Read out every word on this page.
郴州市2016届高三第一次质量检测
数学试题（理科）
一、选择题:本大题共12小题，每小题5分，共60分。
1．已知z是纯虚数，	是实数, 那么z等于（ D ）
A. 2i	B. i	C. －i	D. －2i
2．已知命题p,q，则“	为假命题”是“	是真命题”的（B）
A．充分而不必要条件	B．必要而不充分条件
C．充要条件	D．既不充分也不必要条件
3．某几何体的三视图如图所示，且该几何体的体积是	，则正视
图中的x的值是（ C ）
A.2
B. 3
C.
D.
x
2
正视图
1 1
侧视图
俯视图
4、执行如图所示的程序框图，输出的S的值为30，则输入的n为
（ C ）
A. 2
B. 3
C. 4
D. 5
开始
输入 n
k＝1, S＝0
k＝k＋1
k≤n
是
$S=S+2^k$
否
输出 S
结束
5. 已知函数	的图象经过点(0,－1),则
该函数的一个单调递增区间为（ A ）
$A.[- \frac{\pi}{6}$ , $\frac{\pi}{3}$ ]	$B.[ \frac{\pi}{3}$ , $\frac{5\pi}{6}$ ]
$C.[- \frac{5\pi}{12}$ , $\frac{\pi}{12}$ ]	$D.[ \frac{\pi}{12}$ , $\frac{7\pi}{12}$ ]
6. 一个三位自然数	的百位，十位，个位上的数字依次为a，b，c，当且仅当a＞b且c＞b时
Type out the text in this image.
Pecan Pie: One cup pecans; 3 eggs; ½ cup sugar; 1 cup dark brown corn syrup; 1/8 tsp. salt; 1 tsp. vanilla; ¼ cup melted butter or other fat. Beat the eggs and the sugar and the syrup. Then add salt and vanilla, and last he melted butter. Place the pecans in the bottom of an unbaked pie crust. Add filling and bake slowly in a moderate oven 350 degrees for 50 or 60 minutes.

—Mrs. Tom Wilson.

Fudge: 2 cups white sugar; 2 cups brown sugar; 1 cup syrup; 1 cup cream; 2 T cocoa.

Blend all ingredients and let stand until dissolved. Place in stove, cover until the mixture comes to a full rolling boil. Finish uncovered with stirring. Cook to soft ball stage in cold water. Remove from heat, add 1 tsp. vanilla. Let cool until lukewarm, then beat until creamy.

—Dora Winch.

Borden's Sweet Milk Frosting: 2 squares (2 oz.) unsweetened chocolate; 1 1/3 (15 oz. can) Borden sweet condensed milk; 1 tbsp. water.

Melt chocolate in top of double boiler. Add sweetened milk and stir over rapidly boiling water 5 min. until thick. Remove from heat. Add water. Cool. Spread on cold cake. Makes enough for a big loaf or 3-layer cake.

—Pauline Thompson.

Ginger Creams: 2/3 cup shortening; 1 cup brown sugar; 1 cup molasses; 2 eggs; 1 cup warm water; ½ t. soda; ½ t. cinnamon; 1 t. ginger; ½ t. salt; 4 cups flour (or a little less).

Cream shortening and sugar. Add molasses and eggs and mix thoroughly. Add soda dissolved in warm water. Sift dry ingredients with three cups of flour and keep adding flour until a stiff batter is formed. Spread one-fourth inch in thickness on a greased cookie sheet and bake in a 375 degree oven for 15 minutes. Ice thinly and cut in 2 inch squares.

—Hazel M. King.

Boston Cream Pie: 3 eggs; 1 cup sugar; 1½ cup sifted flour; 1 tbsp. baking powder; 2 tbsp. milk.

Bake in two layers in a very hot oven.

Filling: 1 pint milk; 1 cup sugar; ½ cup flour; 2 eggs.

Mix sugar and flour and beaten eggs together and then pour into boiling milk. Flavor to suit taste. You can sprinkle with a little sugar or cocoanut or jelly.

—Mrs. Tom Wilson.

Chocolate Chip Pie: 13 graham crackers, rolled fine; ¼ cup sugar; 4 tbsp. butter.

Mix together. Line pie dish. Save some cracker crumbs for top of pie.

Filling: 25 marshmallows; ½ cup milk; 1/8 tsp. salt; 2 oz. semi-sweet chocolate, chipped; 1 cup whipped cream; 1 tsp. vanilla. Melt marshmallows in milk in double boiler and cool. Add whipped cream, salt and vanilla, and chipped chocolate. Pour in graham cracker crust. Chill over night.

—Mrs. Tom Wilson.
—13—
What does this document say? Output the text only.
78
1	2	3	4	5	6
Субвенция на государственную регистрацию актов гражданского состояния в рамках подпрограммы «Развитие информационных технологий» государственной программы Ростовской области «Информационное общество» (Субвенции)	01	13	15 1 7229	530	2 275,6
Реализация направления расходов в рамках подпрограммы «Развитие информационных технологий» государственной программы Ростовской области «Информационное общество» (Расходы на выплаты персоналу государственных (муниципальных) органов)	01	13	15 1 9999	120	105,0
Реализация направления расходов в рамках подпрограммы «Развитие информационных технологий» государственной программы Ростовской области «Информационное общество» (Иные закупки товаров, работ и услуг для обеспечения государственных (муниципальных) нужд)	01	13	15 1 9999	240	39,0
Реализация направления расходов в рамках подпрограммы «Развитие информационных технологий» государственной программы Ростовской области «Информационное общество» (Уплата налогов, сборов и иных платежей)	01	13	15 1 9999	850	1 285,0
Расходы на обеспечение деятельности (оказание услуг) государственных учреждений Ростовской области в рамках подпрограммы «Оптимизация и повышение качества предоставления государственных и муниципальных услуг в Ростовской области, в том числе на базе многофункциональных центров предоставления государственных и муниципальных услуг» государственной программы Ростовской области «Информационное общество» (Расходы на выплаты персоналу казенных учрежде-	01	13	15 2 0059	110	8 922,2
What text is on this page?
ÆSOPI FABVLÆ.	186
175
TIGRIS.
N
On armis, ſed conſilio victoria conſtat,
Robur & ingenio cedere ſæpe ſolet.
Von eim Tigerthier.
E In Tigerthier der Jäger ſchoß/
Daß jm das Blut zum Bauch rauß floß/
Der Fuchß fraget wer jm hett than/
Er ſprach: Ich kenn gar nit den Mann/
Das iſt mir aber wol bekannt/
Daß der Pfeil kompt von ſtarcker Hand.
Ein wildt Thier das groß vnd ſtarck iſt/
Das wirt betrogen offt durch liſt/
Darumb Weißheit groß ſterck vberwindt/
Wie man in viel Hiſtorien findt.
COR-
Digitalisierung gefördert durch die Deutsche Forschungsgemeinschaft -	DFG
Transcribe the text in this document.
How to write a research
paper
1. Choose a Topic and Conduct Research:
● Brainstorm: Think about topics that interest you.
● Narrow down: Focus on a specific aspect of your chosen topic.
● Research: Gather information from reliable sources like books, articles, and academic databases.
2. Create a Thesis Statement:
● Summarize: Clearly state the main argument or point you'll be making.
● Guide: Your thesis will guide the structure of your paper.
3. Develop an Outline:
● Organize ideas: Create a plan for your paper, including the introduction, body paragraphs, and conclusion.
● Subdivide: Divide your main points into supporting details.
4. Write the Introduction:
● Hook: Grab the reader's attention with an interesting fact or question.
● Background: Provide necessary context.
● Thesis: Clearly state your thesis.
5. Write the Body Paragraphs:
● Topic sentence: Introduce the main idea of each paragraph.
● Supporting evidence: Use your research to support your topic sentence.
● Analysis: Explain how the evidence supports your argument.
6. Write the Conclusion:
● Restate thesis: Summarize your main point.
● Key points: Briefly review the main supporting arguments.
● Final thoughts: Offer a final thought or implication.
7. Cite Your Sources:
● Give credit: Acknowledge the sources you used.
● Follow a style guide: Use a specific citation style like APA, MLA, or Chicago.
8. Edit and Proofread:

**Given task:** Extract the complete listing verbatim.

**Reply to the exercise:**
Read out every word on this page.
郴州市2016届高三第一次质量检测
数学试题（理科）
一、选择题:本大题共12小题，每小题5分，共60分。
1．已知z是纯虚数，	是实数, 那么z等于（ D ）
A. 2i	B. i	C. －i	D. －2i
2．已知命题p,q，则“	为假命题”是“	是真命题”的（B）
A．充分而不必要条件	B．必要而不充分条件
C．充要条件	D．既不充分也不必要条件
3．某几何体的三视图如图所示，且该几何体的体积是	，则正视
图中的x的值是（ C ）
A.2
B. 3
C.
D.
x
2
正视图
1 1
侧视图
俯视图
4、执行如图所示的程序框图，输出的S的值为30，则输入的n为
（ C ）
A. 2
B. 3
C. 4
D. 5
开始
输入 n
k＝1, S＝0
k＝k＋1
k≤n
是
$S=S+2^k$
否
输出 S
结束
5. 已知函数	的图象经过点(0,－1),则
该函数的一个单调递增区间为（ A ）
$A.[- \frac{\pi}{6}$ , $\frac{\pi}{3}$ ]	$B.[ \frac{\pi}{3}$ , $\frac{5\pi}{6}$ ]
$C.[- \frac{5\pi}{12}$ , $\frac{\pi}{12}$ ]	$D.[ \frac{\pi}{12}$ , $\frac{7\pi}{12}$ ]
6. 一个三位自然数	的百位，十位，个位上的数字依次为a，b，c，当且仅当a＞b且c＞b时
Type out the text in this image.
Pecan Pie: One cup pecans; 3 eggs; ½ cup sugar; 1 cup dark brown corn syrup; 1/8 tsp. salt; 1 tsp. vanilla; ¼ cup melted butter or other fat. Beat the eggs and the sugar and the syrup. Then add salt and vanilla, and last he melted butter. Place the pecans in the bottom of an unbaked pie crust. Add filling and bake slowly in a moderate oven 350 degrees for 50 or 60 minutes.

—Mrs. Tom Wilson.

Fudge: 2 cups white sugar; 2 cups brown sugar; 1 cup syrup; 1 cup cream; 2 T cocoa.

Blend all ingredients and let stand until dissolved. Place in stove, cover until the mixture comes to a full rolling boil. Finish uncovered with stirring. Cook to soft ball stage in cold water. Remove from heat, add 1 tsp. vanilla. Let cool until lukewarm, then beat until creamy.

—Dora Winch.

Borden's Sweet Milk Frosting: 2 squares (2 oz.) unsweetened chocolate; 1 1/3 (15 oz. can) Borden sweet condensed milk; 1 tbsp. water.

Melt chocolate in top of double boiler. Add sweetened milk and stir over rapidly boiling water 5 min. until thick. Remove from heat. Add water. Cool. Spread on cold cake. Makes enough for a big loaf or 3-layer cake.

—Pauline Thompson.

Ginger Creams: 2/3 cup shortening; 1 cup brown sugar; 1 cup molasses; 2 eggs; 1 cup warm water; ½ t. soda; ½ t. cinnamon; 1 t. ginger; ½ t. salt; 4 cups flour (or a little less).

Cream shortening and sugar. Add molasses and eggs and mix thoroughly. Add soda dissolved in warm water. Sift dry ingredients with three cups of flour and keep adding flour until a stiff batter is formed. Spread one-fourth inch in thickness on a greased cookie sheet and bake in a 375 degree oven for 15 minutes. Ice thinly and cut in 2 inch squares.

—Hazel M. King.

Boston Cream Pie: 3 eggs; 1 cup sugar; 1½ cup sifted flour; 1 tbsp. baking powder; 2 tbsp. milk.

Bake in two layers in a very hot oven.

Filling: 1 pint milk; 1 cup sugar; ½ cup flour; 2 eggs.

Mix sugar and flour and beaten eggs together and then pour into boiling milk. Flavor to suit taste. You can sprinkle with a little sugar or cocoanut or jelly.

—Mrs. Tom Wilson.

Chocolate Chip Pie: 13 graham crackers, rolled fine; ¼ cup sugar; 4 tbsp. butter.

Mix together. Line pie dish. Save some cracker crumbs for top of pie.

Filling: 25 marshmallows; ½ cup milk; 1/8 tsp. salt; 2 oz. semi-sweet chocolate, chipped; 1 cup whipped cream; 1 tsp. vanilla. Melt marshmallows in milk in double boiler and cool. Add whipped cream, salt and vanilla, and chipped chocolate. Pour in graham cracker crust. Chill over night.

—Mrs. Tom Wilson.
—13—
What does this document say? Output the text only.
78
1	2	3	4	5	6
Субвенция на государственную регистрацию актов гражданского состояния в рамках подпрограммы «Развитие информационных технологий» государственной программы Ростовской области «Информационное общество» (Субвенции)	01	13	15 1 7229	530	2 275,6
Реализация направления расходов в рамках подпрограммы «Развитие информационных технологий» государственной программы Ростовской области «Информационное общество» (Расходы на выплаты персоналу государственных (муниципальных) органов)	01	13	15 1 9999	120	105,0
Реализация направления расходов в рамках подпрограммы «Развитие информационных технологий» государственной программы Ростовской области «Информационное общество» (Иные закупки товаров, работ и услуг для обеспечения государственных (муниципальных) нужд)	01	13	15 1 9999	240	39,0
Реализация направления расходов в рамках подпрограммы «Развитие информационных технологий» государственной программы Ростовской области «Информационное общество» (Уплата налогов, сборов и иных платежей)	01	13	15 1 9999	850	1 285,0
Расходы на обеспечение деятельности (оказание услуг) государственных учреждений Ростовской области в рамках подпрограммы «Оптимизация и повышение качества предоставления государственных и муниципальных услуг в Ростовской области, в том числе на базе многофункциональных центров предоставления государственных и муниципальных услуг» государственной программы Ростовской области «Информационное общество» (Расходы на выплаты персоналу казенных учрежде-	01	13	15 2 0059	110	8 922,2
What text is on this page?
ÆSOPI FABVLÆ.	186
175
TIGRIS.
N
On armis, ſed conſilio victoria conſtat,
Robur & ingenio cedere ſæpe ſolet.
Von eim Tigerthier.
E In Tigerthier der Jäger ſchoß/
Daß jm das Blut zum Bauch rauß floß/
Der Fuchß fraget wer jm hett than/
Er ſprach: Ich kenn gar nit den Mann/
Das iſt mir aber wol bekannt/
Daß der Pfeil kompt von ſtarcker Hand.
Ein wildt Thier das groß vnd ſtarck iſt/
Das wirt betrogen offt durch liſt/
Darumb Weißheit groß ſterck vberwindt/
Wie man in viel Hiſtorien findt.
COR-
Digitalisierung gefördert durch die Deutsche Forschungsgemeinschaft -	DFG
Transcribe the text in this document.
How to write a research
paper
1. Choose a Topic and Conduct Research:
● Brainstorm: Think about topics that interest you.
● Narrow down: Focus on a specific aspect of your chosen topic.
● Research: Gather information from reliable sources like books, articles, and academic databases.
2. Create a Thesis Statement:
● Summarize: Clearly state the main argument or point you'll be making.
● Guide: Your thesis will guide the structure of your paper.
3. Develop an Outline:
● Organize ideas: Create a plan for your paper, including the introduction, body paragraphs, and conclusion.
● Subdivide: Divide your main points into supporting details.
4. Write the Introduction:
● Hook: Grab the reader's attention with an interesting fact or question.
● Background: Provide necessary context.
● Thesis: Clearly state your thesis.
5. Write the Body Paragraphs:
● Topic sentence: Introduce the main idea of each paragraph.
● Supporting evidence: Use your research to support your topic sentence.
● Analysis: Explain how the evidence supports your argument.
6. Write the Conclusion:
● Restate thesis: Summarize your main point.
● Key points: Briefly review the main supporting arguments.
● Final thoughts: Offer a final thought or implication.
7. Cite Your Sources:
● Give credit: Acknowledge the sources you used.
● Follow a style guide: Use a specific citation style like APA, MLA, or Chicago.
8. Edit and Proofread:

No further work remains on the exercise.